Saved data entries:
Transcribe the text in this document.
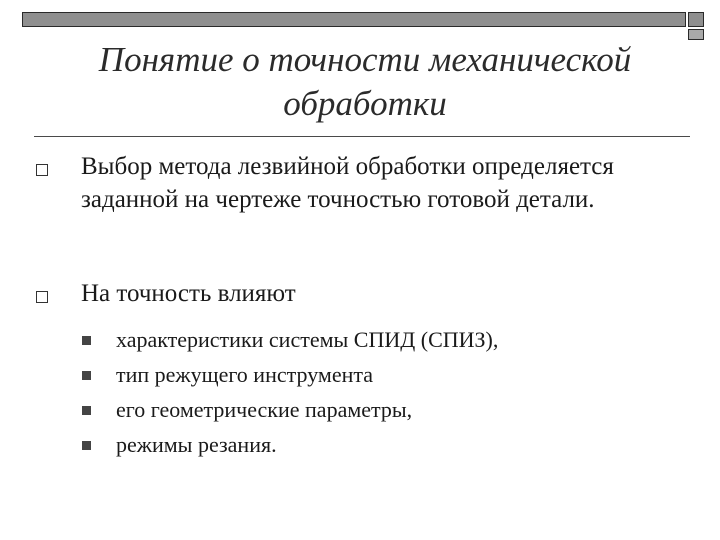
Понятие о точности механической обработки
Выбор метода лезвийной обработки определяется заданной на чертеже точностью готовой детали.
На точность влияют
характеристики системы СПИД (СПИЗ),
тип режущего инструмента
его геометрические параметры,
режимы резания.
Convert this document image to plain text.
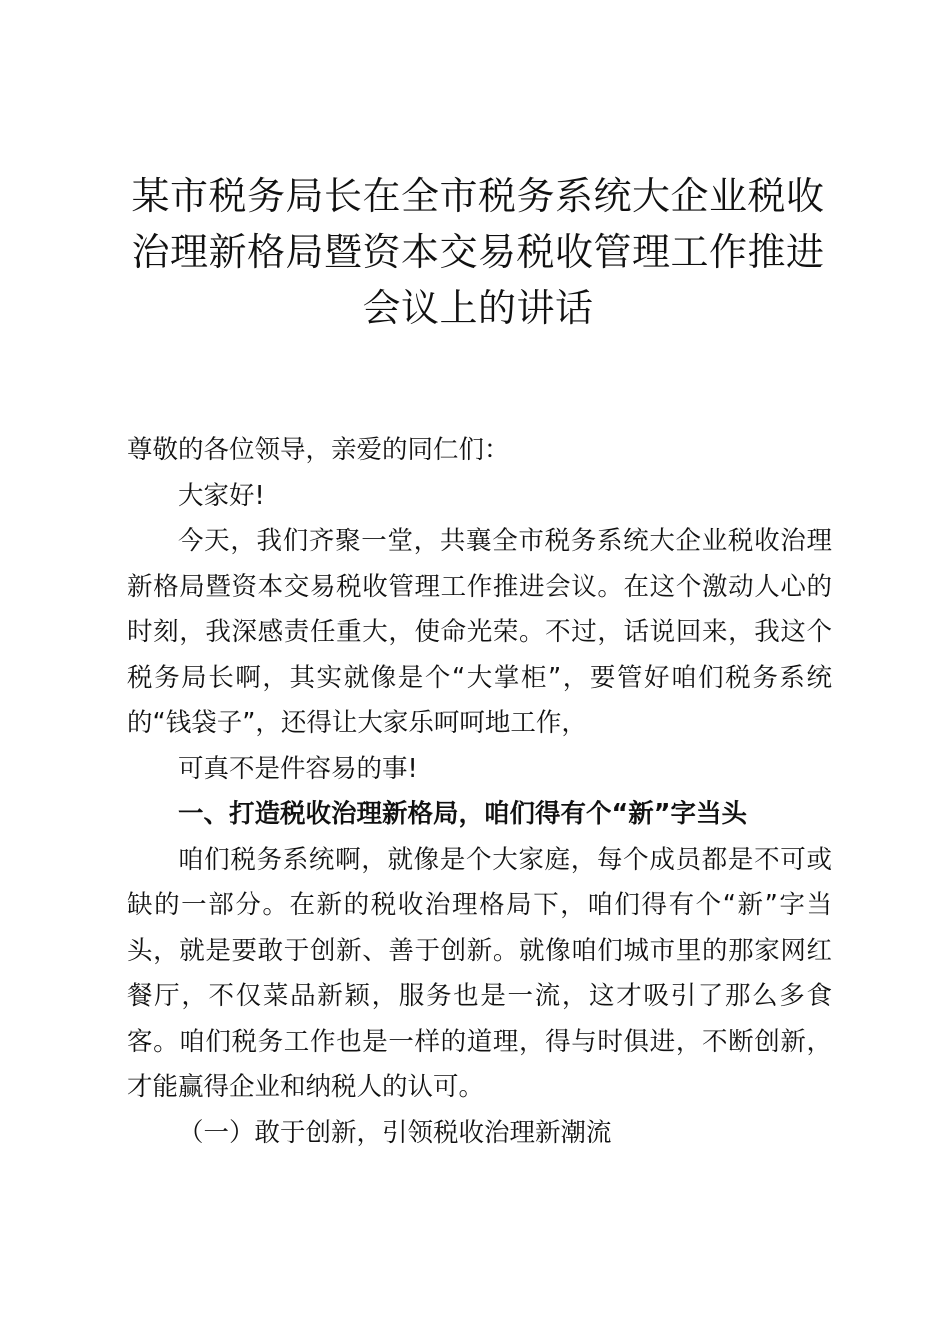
某市税务局长在全市税务系统大企业税收治理新格局暨资本交易税收管理工作推进会议上的讲话

尊敬的各位领导，亲爱的同仁们：

大家好!

今天，我们齐聚一堂，共襄全市税务系统大企业税收治理新格局暨资本交易税收管理工作推进会议。在这个激动人心的时刻，我深感责任重大，使命光荣。不过，话说回来，我这个税务局长啊，其实就像是个“大掌柜”，要管好咱们税务系统的“钱袋子”，还得让大家乐呵呵地工作，

可真不是件容易的事!

一、打造税收治理新格局，咱们得有个“新”字当头

咱们税务系统啊，就像是个大家庭，每个成员都是不可或缺的一部分。在新的税收治理格局下，咱们得有个“新”字当头，就是要敢于创新、善于创新。就像咱们城市里的那家网红餐厅，不仅菜品新颖，服务也是一流，这才吸引了那么多食客。咱们税务工作也是一样的道理，得与时俱进，不断创新，才能赢得企业和纳税人的认可。

（一）敢于创新，引领税收治理新潮流
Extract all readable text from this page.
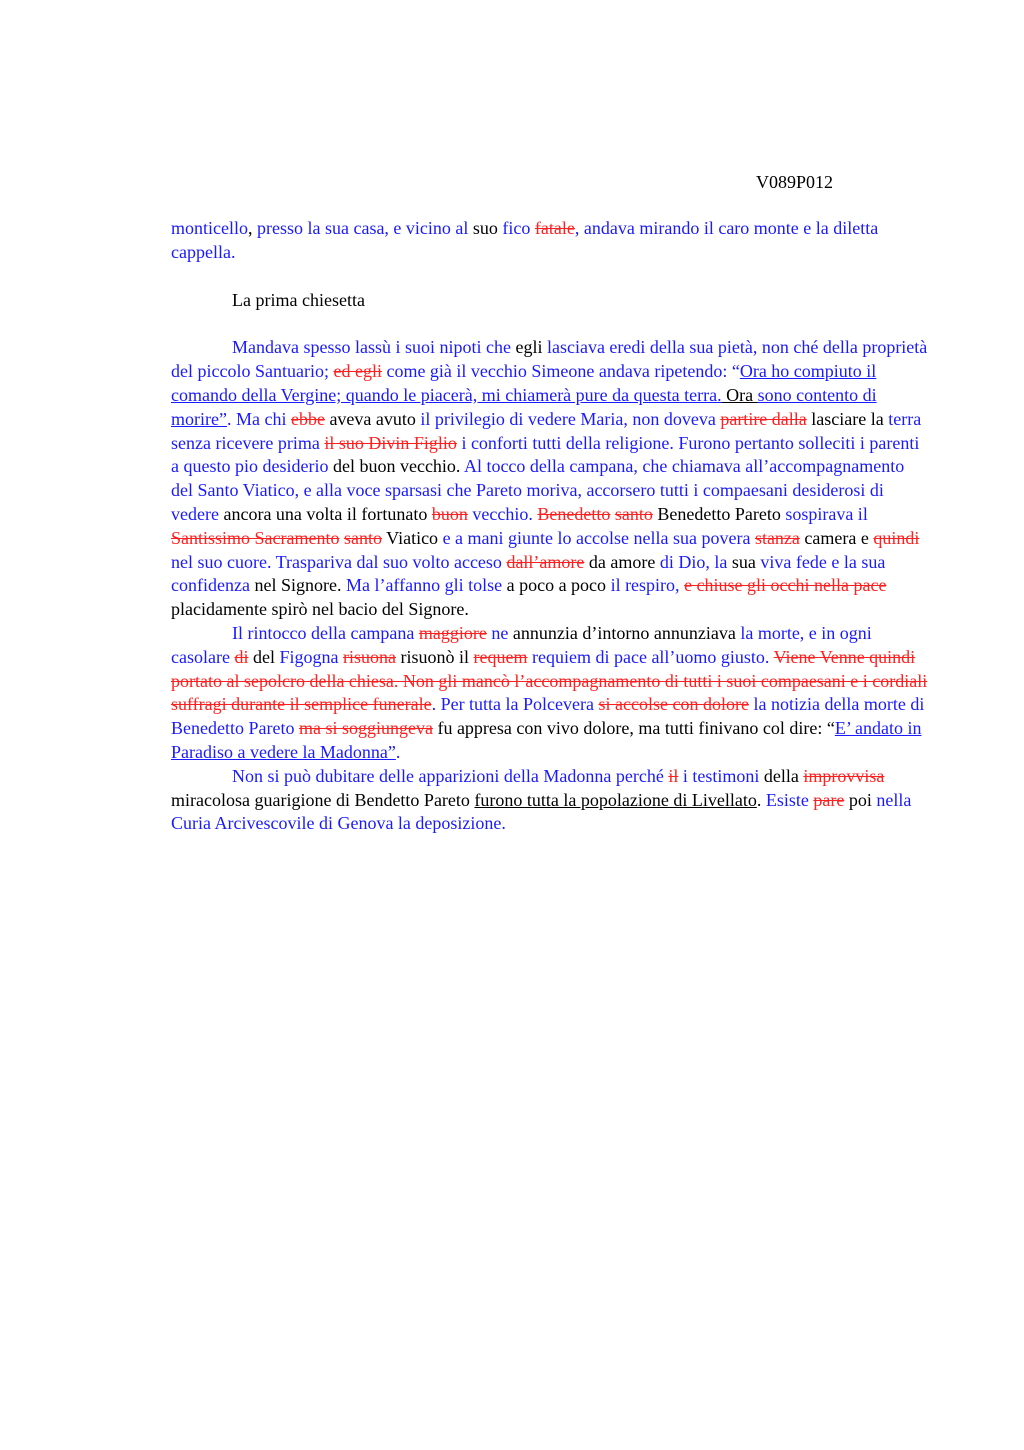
V089P012

monticello, presso la sua casa, e vicino al suo fico fatale, andava mirando il caro monte e la diletta cappella.

La prima chiesetta

Mandava spesso lassù i suoi nipoti che egli lasciava eredi della sua pietà, non ché della proprietà del piccolo Santuario; ed egli come già il vecchio Simeone andava ripetendo: “Ora ho compiuto il comando della Vergine; quando le piacerà, mi chiamerà pure da questa terra. Ora sono contento di morire”. Ma chi ebbe aveva avuto il privilegio di vedere Maria, non doveva partire dalla lasciare la terra senza ricevere prima il suo Divin Figlio i conforti tutti della religione. Furono pertanto solleciti i parenti a questo pio desiderio del buon vecchio. Al tocco della campana, che chiamava all’accompagnamento del Santo Viatico, e alla voce sparsasi che Pareto moriva, accorsero tutti i compaesani desiderosi di vedere ancora una volta il fortunato buon vecchio. Benedetto santo Benedetto Pareto sospirava il Santissimo Sacramento santo Viatico e a mani giunte lo accolse nella sua povera stanza camera e quindi nel suo cuore. Traspariva dal suo volto acceso dall’amore da amore di Dio, la sua viva fede e la sua confidenza nel Signore. Ma l’affanno gli tolse a poco a poco il respiro, e chiuse gli occhi nella pace placidamente spirò nel bacio del Signore.

Il rintocco della campana maggiore ne annunzia d’intorno annunziava la morte, e in ogni casolare di del Figogna risuona risuonò il requem requiem di pace all’uomo giusto. Viene Venne quindi portato al sepolcro della chiesa. Non gli mancò l’accompagnamento di tutti i suoi compaesani e i cordiali suffragi durante il semplice funerale. Per tutta la Polcevera si accolse con dolore la notizia della morte di Benedetto Pareto ma si soggiungeva fu appresa con vivo dolore, ma tutti finivano col dire: “E’ andato in Paradiso a vedere la Madonna”.

Non si può dubitare delle apparizioni della Madonna perché il i testimoni della improvvisa miracolosa guarigione di Bendetto Pareto furono tutta la popolazione di Livellato. Esiste pare poi nella Curia Arcivescovile di Genova la deposizione.
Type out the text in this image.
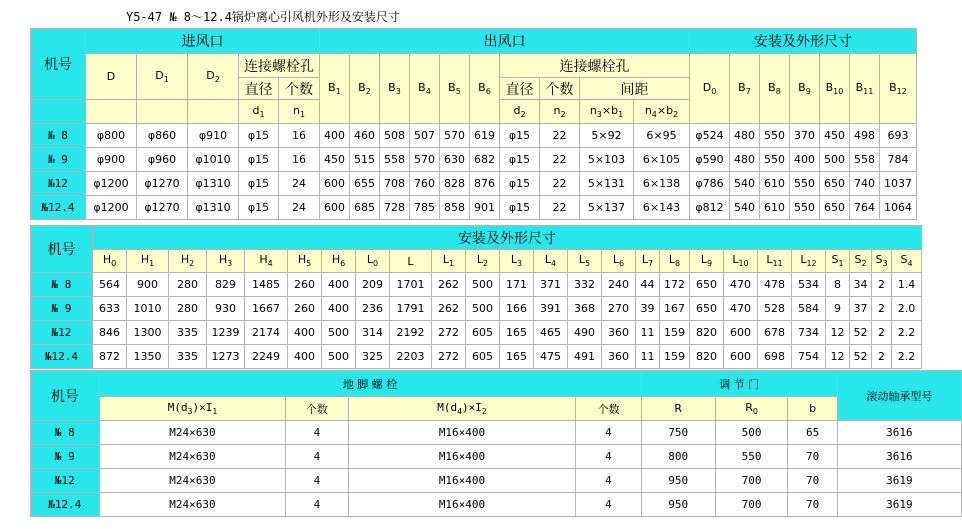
Y5-47 № 8～12.4锅炉离心引风机外形及安装尺寸
机号	进风口					出风口										安装及外形尺寸						
	D	$D_1$	$D_2$	连接螺栓孔		$B_1$	$B_2$	$B_3$	$B_4$	$B_5$	$B_6$	连接螺栓孔				$D_0$	$B_7$	$B_8$	$B_9$	$B_{10}$	$B_{11}$	$B_{12}$
				直径	个数							直径	个数	间距								
				$d_1$	$n_1$							$d_2$	$n_2$	$n_3\times b_1$	$n_4\times b_2$
№ 8	φ800	φ860	φ910	φ15	16	400	460	508	507	570	619	φ15	22	5×92	6×95	φ524	480	550	370	450	498	693
№ 9	φ900	φ960	φ1010	φ15	16	450	515	558	570	630	682	φ15	22	5×103	6×105	φ590	480	550	400	500	558	784
№12	φ1200	φ1270	φ1310	φ15	24	600	655	708	760	828	876	φ15	22	5×131	6×138	φ786	540	610	550	650	740	1037
№12.4	φ1200	φ1270	φ1310	φ15	24	600	685	728	785	858	901	φ15	22	5×137	6×143	φ812	540	610	550	650	764	1064
机号	安装及外形尺寸																								
	$H_0$	$H_1$	$H_2$	$H_3$	$H_4$	$H_5$	$H_6$	$L_0$	L	$L_1$	$L_2$	$L_3$	$L_4$	$L_5$	$L_6$	$L_7$	$L_8$	$L_9$	$L_{10}$	$L_{11}$	$L_{12}$	$S_1$	$S_2$	$S_3$	$S_4$
№ 8	564	900	280	829	1485	260	400	209	1701	262	500	171	371	332	240	44	172	650	470	478	534	8	34	2	1.4
№ 9	633	1010	280	930	1667	260	400	236	1791	262	500	166	391	368	270	39	167	650	470	528	584	9	37	2	2.0
№12	846	1300	335	1239	2174	400	500	314	2192	272	605	165	465	490	360	11	159	820	600	678	734	12	52	2	2.2
№12.4	872	1350	335	1273	2249	400	500	325	2203	272	605	165	475	491	360	11	159	820	600	698	754	12	52	2	2.2
机号	地 脚 螺 栓				调 节 门			滚动轴承型号
	$M(d_3)\times I_1$	个数	$M(d_4)\times I_2$	个数	R	$R_0$	b	
№ 8	M24×630	4	M16×400	4	750	500	65	3616
№ 9	M24×630	4	M16×400	4	800	550	70	3616
№12	M24×630	4	M16×400	4	950	700	70	3619
№12.4	M24×630	4	M16×400	4	950	700	70	3619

WHAT YOU ARE ASKED TO DO: Quote every record above exactly, leaving out the pictures.

THE ANSWER:
Transcribe the text in this document.
Понятие о точности механической обработки
Выбор метода лезвийной обработки определяется заданной на чертеже точностью готовой детали.
На точность влияют
характеристики системы СПИД (СПИЗ),
тип режущего инструмента
его геометрические параметры,
режимы резания.
Convert this document image to plain text.
某市税务局长在全市税务系统大企业税收治理新格局暨资本交易税收管理工作推进会议上的讲话

尊敬的各位领导，亲爱的同仁们：

大家好!

今天，我们齐聚一堂，共襄全市税务系统大企业税收治理新格局暨资本交易税收管理工作推进会议。在这个激动人心的时刻，我深感责任重大，使命光荣。不过，话说回来，我这个税务局长啊，其实就像是个“大掌柜”，要管好咱们税务系统的“钱袋子”，还得让大家乐呵呵地工作，

可真不是件容易的事!

一、打造税收治理新格局，咱们得有个“新”字当头

咱们税务系统啊，就像是个大家庭，每个成员都是不可或缺的一部分。在新的税收治理格局下，咱们得有个“新”字当头，就是要敢于创新、善于创新。就像咱们城市里的那家网红餐厅，不仅菜品新颖，服务也是一流，这才吸引了那么多食客。咱们税务工作也是一样的道理，得与时俱进，不断创新，才能赢得企业和纳税人的认可。

（一）敢于创新，引领税收治理新潮流
Extract all readable text from this page.
V089P012

monticello, presso la sua casa, e vicino al suo fico fatale, andava mirando il caro monte e la diletta cappella.

La prima chiesetta

Mandava spesso lassù i suoi nipoti che egli lasciava eredi della sua pietà, non ché della proprietà del piccolo Santuario; ed egli come già il vecchio Simeone andava ripetendo: “Ora ho compiuto il comando della Vergine; quando le piacerà, mi chiamerà pure da questa terra. Ora sono contento di morire”. Ma chi ebbe aveva avuto il privilegio di vedere Maria, non doveva partire dalla lasciare la terra senza ricevere prima il suo Divin Figlio i conforti tutti della religione. Furono pertanto solleciti i parenti a questo pio desiderio del buon vecchio. Al tocco della campana, che chiamava all’accompagnamento del Santo Viatico, e alla voce sparsasi che Pareto moriva, accorsero tutti i compaesani desiderosi di vedere ancora una volta il fortunato buon vecchio. Benedetto santo Benedetto Pareto sospirava il Santissimo Sacramento santo Viatico e a mani giunte lo accolse nella sua povera stanza camera e quindi nel suo cuore. Traspariva dal suo volto acceso dall’amore da amore di Dio, la sua viva fede e la sua confidenza nel Signore. Ma l’affanno gli tolse a poco a poco il respiro, e chiuse gli occhi nella pace placidamente spirò nel bacio del Signore.

Il rintocco della campana maggiore ne annunzia d’intorno annunziava la morte, e in ogni casolare di del Figogna risuona risuonò il requem requiem di pace all’uomo giusto. Viene Venne quindi portato al sepolcro della chiesa. Non gli mancò l’accompagnamento di tutti i suoi compaesani e i cordiali suffragi durante il semplice funerale. Per tutta la Polcevera si accolse con dolore la notizia della morte di Benedetto Pareto ma si soggiungeva fu appresa con vivo dolore, ma tutti finivano col dire: “E’ andato in Paradiso a vedere la Madonna”.

Non si può dubitare delle apparizioni della Madonna perché il i testimoni della improvvisa miracolosa guarigione di Bendetto Pareto furono tutta la popolazione di Livellato. Esiste pare poi nella Curia Arcivescovile di Genova la deposizione.
Type out the text in this image.
Y5-47 № 8～12.4锅炉离心引风机外形及安装尺寸
机号	进风口					出风口										安装及外形尺寸						
	D	$D_1$	$D_2$	连接螺栓孔		$B_1$	$B_2$	$B_3$	$B_4$	$B_5$	$B_6$	连接螺栓孔				$D_0$	$B_7$	$B_8$	$B_9$	$B_{10}$	$B_{11}$	$B_{12}$
				直径	个数							直径	个数	间距								
				$d_1$	$n_1$							$d_2$	$n_2$	$n_3\times b_1$	$n_4\times b_2$
№ 8	φ800	φ860	φ910	φ15	16	400	460	508	507	570	619	φ15	22	5×92	6×95	φ524	480	550	370	450	498	693
№ 9	φ900	φ960	φ1010	φ15	16	450	515	558	570	630	682	φ15	22	5×103	6×105	φ590	480	550	400	500	558	784
№12	φ1200	φ1270	φ1310	φ15	24	600	655	708	760	828	876	φ15	22	5×131	6×138	φ786	540	610	550	650	740	1037
№12.4	φ1200	φ1270	φ1310	φ15	24	600	685	728	785	858	901	φ15	22	5×137	6×143	φ812	540	610	550	650	764	1064
机号	安装及外形尺寸																								
	$H_0$	$H_1$	$H_2$	$H_3$	$H_4$	$H_5$	$H_6$	$L_0$	L	$L_1$	$L_2$	$L_3$	$L_4$	$L_5$	$L_6$	$L_7$	$L_8$	$L_9$	$L_{10}$	$L_{11}$	$L_{12}$	$S_1$	$S_2$	$S_3$	$S_4$
№ 8	564	900	280	829	1485	260	400	209	1701	262	500	171	371	332	240	44	172	650	470	478	534	8	34	2	1.4
№ 9	633	1010	280	930	1667	260	400	236	1791	262	500	166	391	368	270	39	167	650	470	528	584	9	37	2	2.0
№12	846	1300	335	1239	2174	400	500	314	2192	272	605	165	465	490	360	11	159	820	600	678	734	12	52	2	2.2
№12.4	872	1350	335	1273	2249	400	500	325	2203	272	605	165	475	491	360	11	159	820	600	698	754	12	52	2	2.2
机号	地 脚 螺 栓				调 节 门			滚动轴承型号
	$M(d_3)\times I_1$	个数	$M(d_4)\times I_2$	个数	R	$R_0$	b	
№ 8	M24×630	4	M16×400	4	750	500	65	3616
№ 9	M24×630	4	M16×400	4	800	550	70	3616
№12	M24×630	4	M16×400	4	950	700	70	3619
№12.4	M24×630	4	M16×400	4	950	700	70	3619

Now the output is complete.